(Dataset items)
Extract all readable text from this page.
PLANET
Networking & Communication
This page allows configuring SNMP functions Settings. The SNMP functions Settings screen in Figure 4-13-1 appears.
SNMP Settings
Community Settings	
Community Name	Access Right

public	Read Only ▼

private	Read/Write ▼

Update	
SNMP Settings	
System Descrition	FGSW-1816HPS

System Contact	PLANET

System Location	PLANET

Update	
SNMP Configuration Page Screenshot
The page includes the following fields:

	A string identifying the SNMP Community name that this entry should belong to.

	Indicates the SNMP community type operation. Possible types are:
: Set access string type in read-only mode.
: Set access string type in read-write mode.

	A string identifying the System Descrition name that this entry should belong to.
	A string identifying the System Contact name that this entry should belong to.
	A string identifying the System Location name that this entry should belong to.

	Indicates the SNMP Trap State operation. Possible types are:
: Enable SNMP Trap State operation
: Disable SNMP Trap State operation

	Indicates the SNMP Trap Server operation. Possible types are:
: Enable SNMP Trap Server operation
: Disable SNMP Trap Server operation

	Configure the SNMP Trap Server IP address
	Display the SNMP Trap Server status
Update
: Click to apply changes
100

---

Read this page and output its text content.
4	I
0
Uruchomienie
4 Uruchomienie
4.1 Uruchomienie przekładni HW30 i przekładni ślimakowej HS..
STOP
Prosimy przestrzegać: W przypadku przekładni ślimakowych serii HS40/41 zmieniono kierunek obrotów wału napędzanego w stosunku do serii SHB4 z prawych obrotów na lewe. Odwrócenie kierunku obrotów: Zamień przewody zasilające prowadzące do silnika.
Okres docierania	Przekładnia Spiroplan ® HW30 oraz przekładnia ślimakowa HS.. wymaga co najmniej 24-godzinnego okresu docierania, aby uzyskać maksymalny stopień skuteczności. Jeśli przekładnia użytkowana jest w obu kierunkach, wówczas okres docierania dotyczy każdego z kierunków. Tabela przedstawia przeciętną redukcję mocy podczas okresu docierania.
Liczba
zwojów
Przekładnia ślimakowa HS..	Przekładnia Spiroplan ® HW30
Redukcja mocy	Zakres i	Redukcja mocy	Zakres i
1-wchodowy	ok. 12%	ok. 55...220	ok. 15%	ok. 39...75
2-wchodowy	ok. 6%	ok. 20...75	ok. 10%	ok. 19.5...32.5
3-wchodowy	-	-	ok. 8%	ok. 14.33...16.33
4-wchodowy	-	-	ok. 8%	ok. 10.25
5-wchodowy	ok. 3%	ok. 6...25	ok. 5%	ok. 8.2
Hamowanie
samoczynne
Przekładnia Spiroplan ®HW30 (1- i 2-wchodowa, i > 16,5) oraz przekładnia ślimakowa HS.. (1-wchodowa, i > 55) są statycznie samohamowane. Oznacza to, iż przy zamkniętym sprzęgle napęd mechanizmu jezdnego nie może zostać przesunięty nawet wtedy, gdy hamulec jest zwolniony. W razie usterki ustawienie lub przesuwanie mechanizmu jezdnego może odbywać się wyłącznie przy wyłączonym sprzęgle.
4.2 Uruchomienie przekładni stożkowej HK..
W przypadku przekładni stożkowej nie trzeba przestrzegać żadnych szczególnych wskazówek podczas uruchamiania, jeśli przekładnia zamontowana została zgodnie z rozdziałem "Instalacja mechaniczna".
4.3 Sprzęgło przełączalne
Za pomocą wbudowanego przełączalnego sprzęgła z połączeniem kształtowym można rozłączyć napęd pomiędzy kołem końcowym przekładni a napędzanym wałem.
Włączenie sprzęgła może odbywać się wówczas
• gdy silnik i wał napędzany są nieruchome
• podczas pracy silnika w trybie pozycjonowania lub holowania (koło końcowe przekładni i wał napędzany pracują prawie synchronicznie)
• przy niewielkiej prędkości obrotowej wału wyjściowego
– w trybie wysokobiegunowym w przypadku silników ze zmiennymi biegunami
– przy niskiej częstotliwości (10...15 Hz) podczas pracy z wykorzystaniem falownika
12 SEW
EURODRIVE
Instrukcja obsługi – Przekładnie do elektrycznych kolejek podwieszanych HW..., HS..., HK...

* * *

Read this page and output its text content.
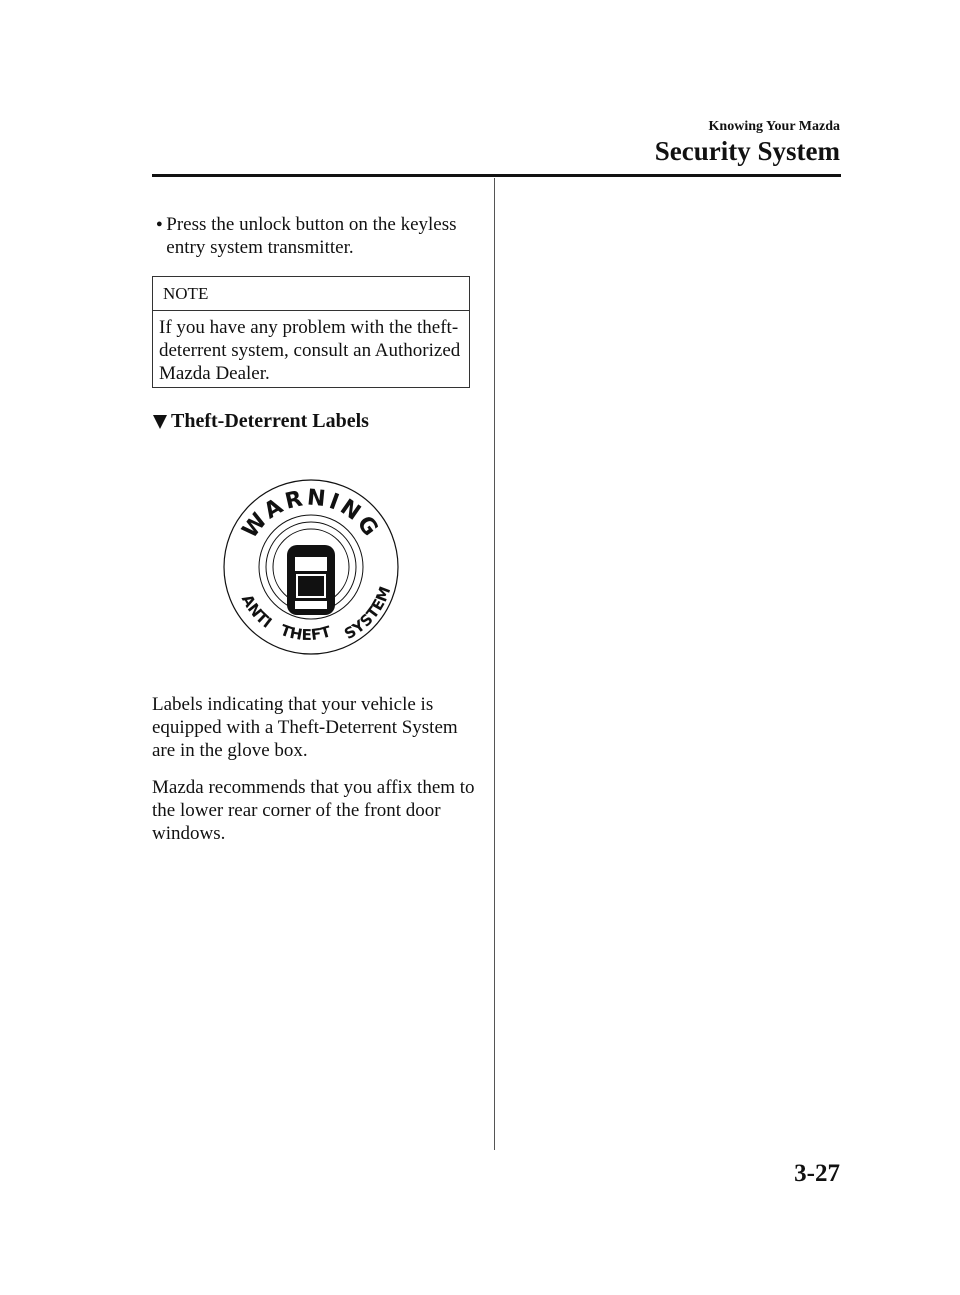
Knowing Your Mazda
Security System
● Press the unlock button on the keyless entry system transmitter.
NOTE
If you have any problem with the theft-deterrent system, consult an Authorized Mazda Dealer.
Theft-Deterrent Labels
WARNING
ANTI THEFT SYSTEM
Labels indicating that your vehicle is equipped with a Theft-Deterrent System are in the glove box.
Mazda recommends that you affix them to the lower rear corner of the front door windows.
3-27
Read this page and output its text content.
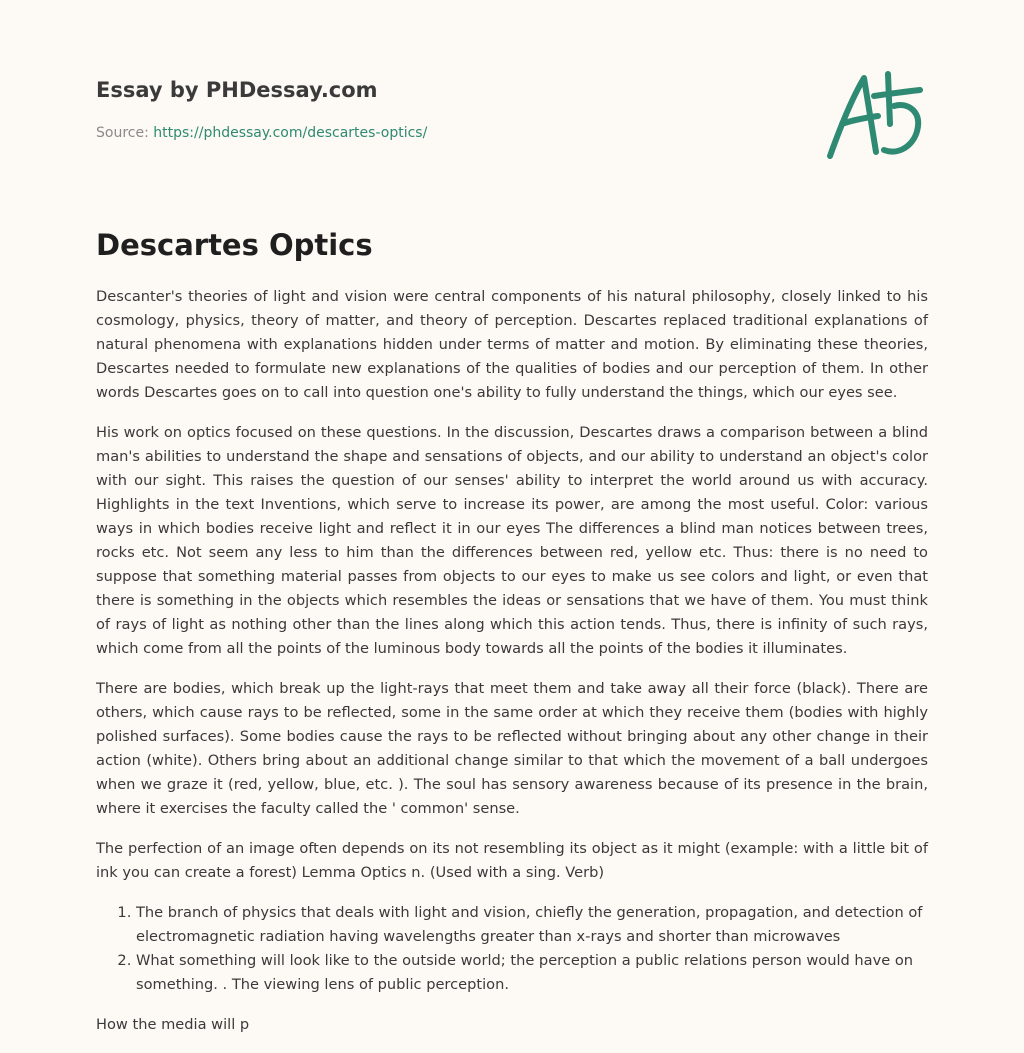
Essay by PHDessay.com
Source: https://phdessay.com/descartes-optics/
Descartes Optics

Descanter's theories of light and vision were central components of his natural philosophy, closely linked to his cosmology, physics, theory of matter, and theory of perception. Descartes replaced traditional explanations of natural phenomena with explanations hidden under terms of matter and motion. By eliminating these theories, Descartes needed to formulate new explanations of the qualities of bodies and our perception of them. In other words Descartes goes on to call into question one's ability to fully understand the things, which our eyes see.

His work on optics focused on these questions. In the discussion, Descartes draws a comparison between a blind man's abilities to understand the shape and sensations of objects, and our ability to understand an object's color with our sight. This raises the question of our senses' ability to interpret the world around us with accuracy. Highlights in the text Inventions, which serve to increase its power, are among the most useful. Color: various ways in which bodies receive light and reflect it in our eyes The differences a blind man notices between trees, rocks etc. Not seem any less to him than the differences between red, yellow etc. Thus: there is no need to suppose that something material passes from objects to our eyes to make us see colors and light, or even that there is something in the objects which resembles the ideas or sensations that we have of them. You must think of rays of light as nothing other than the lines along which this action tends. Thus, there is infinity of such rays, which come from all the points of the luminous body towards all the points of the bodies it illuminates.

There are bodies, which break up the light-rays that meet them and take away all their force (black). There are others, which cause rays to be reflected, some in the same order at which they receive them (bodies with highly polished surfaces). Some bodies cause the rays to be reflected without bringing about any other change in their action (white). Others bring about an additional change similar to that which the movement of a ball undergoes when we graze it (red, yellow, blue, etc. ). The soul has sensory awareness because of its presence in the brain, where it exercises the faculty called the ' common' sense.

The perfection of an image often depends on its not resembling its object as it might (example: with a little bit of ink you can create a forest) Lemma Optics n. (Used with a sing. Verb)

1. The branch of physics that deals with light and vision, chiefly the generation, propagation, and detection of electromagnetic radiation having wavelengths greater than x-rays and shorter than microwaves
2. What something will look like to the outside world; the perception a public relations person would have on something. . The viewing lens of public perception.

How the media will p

§ DO THIS
From the listing above, copy out each line where the word "podczas" appears.

§ RESULT FOR THIS EXERCISE
Okres docierania	Przekładnia Spiroplan ® HW30 oraz przekładnia ślimakowa HS.. wymaga co najmniej 24-godzinnego okresu docierania, aby uzyskać maksymalny stopień skuteczności. Jeśli przekładnia użytkowana jest w obu kierunkach, wówczas okres docierania dotyczy każdego z kierunków. Tabela przedstawia przeciętną redukcję mocy podczas okresu docierania.
W przypadku przekładni stożkowej nie trzeba przestrzegać żadnych szczególnych wskazówek podczas uruchamiania, jeśli przekładnia zamontowana została zgodnie z rozdziałem "Instalacja mechaniczna".
• podczas pracy silnika w trybie pozycjonowania lub holowania (koło końcowe przekładni i wał napędzany pracują prawie synchronicznie)
– przy niskiej częstotliwości (10...15 Hz) podczas pracy z wykorzystaniem falownika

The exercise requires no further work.